→ **TASK INSTRUCTIONS**: Each entry below must be repeated exactly, with pictures left out.

→ **DATA SHOWN**:
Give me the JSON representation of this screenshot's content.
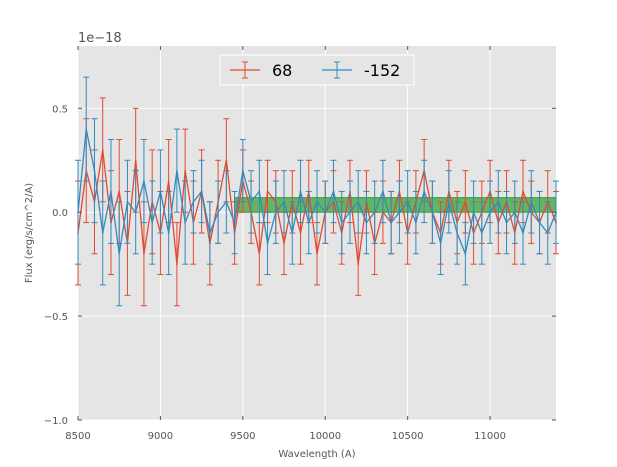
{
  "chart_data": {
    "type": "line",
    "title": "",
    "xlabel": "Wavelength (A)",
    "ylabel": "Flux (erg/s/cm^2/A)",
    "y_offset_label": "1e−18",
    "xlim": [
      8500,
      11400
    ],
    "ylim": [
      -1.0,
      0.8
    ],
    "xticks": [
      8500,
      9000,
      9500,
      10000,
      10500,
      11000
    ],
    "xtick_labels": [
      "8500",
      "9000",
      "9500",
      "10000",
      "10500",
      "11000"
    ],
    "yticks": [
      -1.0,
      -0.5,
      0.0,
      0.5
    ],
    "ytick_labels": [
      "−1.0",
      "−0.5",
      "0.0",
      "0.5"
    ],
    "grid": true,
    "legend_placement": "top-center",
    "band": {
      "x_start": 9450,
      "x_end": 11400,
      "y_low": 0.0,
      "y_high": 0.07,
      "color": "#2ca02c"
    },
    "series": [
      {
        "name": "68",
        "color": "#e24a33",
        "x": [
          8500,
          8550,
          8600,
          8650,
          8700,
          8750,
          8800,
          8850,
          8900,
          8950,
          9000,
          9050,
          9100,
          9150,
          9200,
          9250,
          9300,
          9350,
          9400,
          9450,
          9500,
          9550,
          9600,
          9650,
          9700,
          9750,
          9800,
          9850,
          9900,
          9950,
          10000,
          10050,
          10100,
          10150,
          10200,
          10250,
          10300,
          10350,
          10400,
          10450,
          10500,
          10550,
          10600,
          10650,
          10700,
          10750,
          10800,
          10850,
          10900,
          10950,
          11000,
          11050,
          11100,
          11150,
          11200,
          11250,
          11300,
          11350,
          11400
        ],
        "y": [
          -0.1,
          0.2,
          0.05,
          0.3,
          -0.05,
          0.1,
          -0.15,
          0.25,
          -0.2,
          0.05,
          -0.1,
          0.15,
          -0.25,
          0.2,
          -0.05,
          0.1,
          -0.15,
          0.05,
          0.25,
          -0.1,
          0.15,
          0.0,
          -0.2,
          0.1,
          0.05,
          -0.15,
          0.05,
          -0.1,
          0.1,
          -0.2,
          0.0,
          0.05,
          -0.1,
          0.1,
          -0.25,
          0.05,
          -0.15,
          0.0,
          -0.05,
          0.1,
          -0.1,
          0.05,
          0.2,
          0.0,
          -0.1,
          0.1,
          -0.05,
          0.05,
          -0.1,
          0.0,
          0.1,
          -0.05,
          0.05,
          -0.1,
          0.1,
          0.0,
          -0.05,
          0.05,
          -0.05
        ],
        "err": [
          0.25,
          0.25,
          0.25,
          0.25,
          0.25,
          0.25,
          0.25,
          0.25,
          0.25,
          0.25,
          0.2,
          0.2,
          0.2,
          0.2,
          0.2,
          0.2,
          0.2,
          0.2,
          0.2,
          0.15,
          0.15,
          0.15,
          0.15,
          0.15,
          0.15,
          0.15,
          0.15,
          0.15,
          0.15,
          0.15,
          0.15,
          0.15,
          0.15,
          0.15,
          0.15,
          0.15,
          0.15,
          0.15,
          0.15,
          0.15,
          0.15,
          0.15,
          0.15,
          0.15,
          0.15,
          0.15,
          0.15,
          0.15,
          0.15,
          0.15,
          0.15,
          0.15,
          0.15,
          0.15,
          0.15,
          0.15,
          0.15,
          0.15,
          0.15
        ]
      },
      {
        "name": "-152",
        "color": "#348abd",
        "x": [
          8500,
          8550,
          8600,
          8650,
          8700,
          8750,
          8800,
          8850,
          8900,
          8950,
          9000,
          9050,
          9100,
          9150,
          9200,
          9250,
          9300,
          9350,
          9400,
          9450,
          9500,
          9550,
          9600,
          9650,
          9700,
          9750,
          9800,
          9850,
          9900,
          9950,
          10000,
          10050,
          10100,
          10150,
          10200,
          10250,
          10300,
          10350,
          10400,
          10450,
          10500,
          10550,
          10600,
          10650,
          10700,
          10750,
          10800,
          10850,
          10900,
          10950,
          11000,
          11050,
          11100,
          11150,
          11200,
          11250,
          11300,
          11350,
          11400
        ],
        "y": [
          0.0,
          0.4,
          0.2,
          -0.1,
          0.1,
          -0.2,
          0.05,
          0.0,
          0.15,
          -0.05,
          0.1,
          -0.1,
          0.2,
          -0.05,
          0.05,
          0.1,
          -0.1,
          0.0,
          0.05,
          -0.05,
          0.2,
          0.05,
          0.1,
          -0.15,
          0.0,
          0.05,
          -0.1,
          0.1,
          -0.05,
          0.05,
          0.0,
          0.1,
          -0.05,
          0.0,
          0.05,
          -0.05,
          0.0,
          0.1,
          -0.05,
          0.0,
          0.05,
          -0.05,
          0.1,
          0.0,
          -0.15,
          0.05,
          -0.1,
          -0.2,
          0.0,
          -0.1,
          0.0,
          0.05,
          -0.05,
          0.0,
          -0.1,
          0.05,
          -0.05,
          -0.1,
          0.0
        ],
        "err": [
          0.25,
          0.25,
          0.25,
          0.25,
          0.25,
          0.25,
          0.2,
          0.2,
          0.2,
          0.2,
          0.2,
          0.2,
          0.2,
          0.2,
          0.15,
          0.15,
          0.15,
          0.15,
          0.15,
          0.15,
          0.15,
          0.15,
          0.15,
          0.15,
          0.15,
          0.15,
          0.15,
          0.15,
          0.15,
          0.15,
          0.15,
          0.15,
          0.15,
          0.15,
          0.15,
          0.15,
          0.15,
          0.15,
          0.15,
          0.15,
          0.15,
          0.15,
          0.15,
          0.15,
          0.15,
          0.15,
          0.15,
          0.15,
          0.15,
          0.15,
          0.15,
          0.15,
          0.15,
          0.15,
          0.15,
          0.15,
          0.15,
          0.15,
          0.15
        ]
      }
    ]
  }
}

→ **THE ANSWER**:
Give me the JSON representation of this screenshot's content.
{
  "chart_data": {
    "type": "line",
    "title": "",
    "xlabel": "Wavelength (A)",
    "ylabel": "Flux (erg/s/cm^2/A)",
    "y_offset_label": "1e−18",
    "xlim": [
      8500,
      11400
    ],
    "ylim": [
      -1.0,
      0.8
    ],
    "xticks": [
      8500,
      9000,
      9500,
      10000,
      10500,
      11000
    ],
    "xtick_labels": [
      "8500",
      "9000",
      "9500",
      "10000",
      "10500",
      "11000"
    ],
    "yticks": [
      -1.0,
      -0.5,
      0.0,
      0.5
    ],
    "ytick_labels": [
      "−1.0",
      "−0.5",
      "0.0",
      "0.5"
    ],
    "grid": true,
    "legend_placement": "top-center",
    "band": {
      "x_start": 9450,
      "x_end": 11400,
      "y_low": 0.0,
      "y_high": 0.07,
      "color": "#2ca02c"
    },
    "series": [
      {
        "name": "68",
        "color": "#e24a33",
        "x": [
          8500,
          8550,
          8600,
          8650,
          8700,
          8750,
          8800,
          8850,
          8900,
          8950,
          9000,
          9050,
          9100,
          9150,
          9200,
          9250,
          9300,
          9350,
          9400,
          9450,
          9500,
          9550,
          9600,
          9650,
          9700,
          9750,
          9800,
          9850,
          9900,
          9950,
          10000,
          10050,
          10100,
          10150,
          10200,
          10250,
          10300,
          10350,
          10400,
          10450,
          10500,
          10550,
          10600,
          10650,
          10700,
          10750,
          10800,
          10850,
          10900,
          10950,
          11000,
          11050,
          11100,
          11150,
          11200,
          11250,
          11300,
          11350,
          11400
        ],
        "y": [
          -0.1,
          0.2,
          0.05,
          0.3,
          -0.05,
          0.1,
          -0.15,
          0.25,
          -0.2,
          0.05,
          -0.1,
          0.15,
          -0.25,
          0.2,
          -0.05,
          0.1,
          -0.15,
          0.05,
          0.25,
          -0.1,
          0.15,
          0.0,
          -0.2,
          0.1,
          0.05,
          -0.15,
          0.05,
          -0.1,
          0.1,
          -0.2,
          0.0,
          0.05,
          -0.1,
          0.1,
          -0.25,
          0.05,
          -0.15,
          0.0,
          -0.05,
          0.1,
          -0.1,
          0.05,
          0.2,
          0.0,
          -0.1,
          0.1,
          -0.05,
          0.05,
          -0.1,
          0.0,
          0.1,
          -0.05,
          0.05,
          -0.1,
          0.1,
          0.0,
          -0.05,
          0.05,
          -0.05
        ],
        "err": [
          0.25,
          0.25,
          0.25,
          0.25,
          0.25,
          0.25,
          0.25,
          0.25,
          0.25,
          0.25,
          0.2,
          0.2,
          0.2,
          0.2,
          0.2,
          0.2,
          0.2,
          0.2,
          0.2,
          0.15,
          0.15,
          0.15,
          0.15,
          0.15,
          0.15,
          0.15,
          0.15,
          0.15,
          0.15,
          0.15,
          0.15,
          0.15,
          0.15,
          0.15,
          0.15,
          0.15,
          0.15,
          0.15,
          0.15,
          0.15,
          0.15,
          0.15,
          0.15,
          0.15,
          0.15,
          0.15,
          0.15,
          0.15,
          0.15,
          0.15,
          0.15,
          0.15,
          0.15,
          0.15,
          0.15,
          0.15,
          0.15,
          0.15,
          0.15
        ]
      },
      {
        "name": "-152",
        "color": "#348abd",
        "x": [
          8500,
          8550,
          8600,
          8650,
          8700,
          8750,
          8800,
          8850,
          8900,
          8950,
          9000,
          9050,
          9100,
          9150,
          9200,
          9250,
          9300,
          9350,
          9400,
          9450,
          9500,
          9550,
          9600,
          9650,
          9700,
          9750,
          9800,
          9850,
          9900,
          9950,
          10000,
          10050,
          10100,
          10150,
          10200,
          10250,
          10300,
          10350,
          10400,
          10450,
          10500,
          10550,
          10600,
          10650,
          10700,
          10750,
          10800,
          10850,
          10900,
          10950,
          11000,
          11050,
          11100,
          11150,
          11200,
          11250,
          11300,
          11350,
          11400
        ],
        "y": [
          0.0,
          0.4,
          0.2,
          -0.1,
          0.1,
          -0.2,
          0.05,
          0.0,
          0.15,
          -0.05,
          0.1,
          -0.1,
          0.2,
          -0.05,
          0.05,
          0.1,
          -0.1,
          0.0,
          0.05,
          -0.05,
          0.2,
          0.05,
          0.1,
          -0.15,
          0.0,
          0.05,
          -0.1,
          0.1,
          -0.05,
          0.05,
          0.0,
          0.1,
          -0.05,
          0.0,
          0.05,
          -0.05,
          0.0,
          0.1,
          -0.05,
          0.0,
          0.05,
          -0.05,
          0.1,
          0.0,
          -0.15,
          0.05,
          -0.1,
          -0.2,
          0.0,
          -0.1,
          0.0,
          0.05,
          -0.05,
          0.0,
          -0.1,
          0.05,
          -0.05,
          -0.1,
          0.0
        ],
        "err": [
          0.25,
          0.25,
          0.25,
          0.25,
          0.25,
          0.25,
          0.2,
          0.2,
          0.2,
          0.2,
          0.2,
          0.2,
          0.2,
          0.2,
          0.15,
          0.15,
          0.15,
          0.15,
          0.15,
          0.15,
          0.15,
          0.15,
          0.15,
          0.15,
          0.15,
          0.15,
          0.15,
          0.15,
          0.15,
          0.15,
          0.15,
          0.15,
          0.15,
          0.15,
          0.15,
          0.15,
          0.15,
          0.15,
          0.15,
          0.15,
          0.15,
          0.15,
          0.15,
          0.15,
          0.15,
          0.15,
          0.15,
          0.15,
          0.15,
          0.15,
          0.15,
          0.15,
          0.15,
          0.15,
          0.15,
          0.15,
          0.15,
          0.15,
          0.15
        ]
      }
    ]
  }
}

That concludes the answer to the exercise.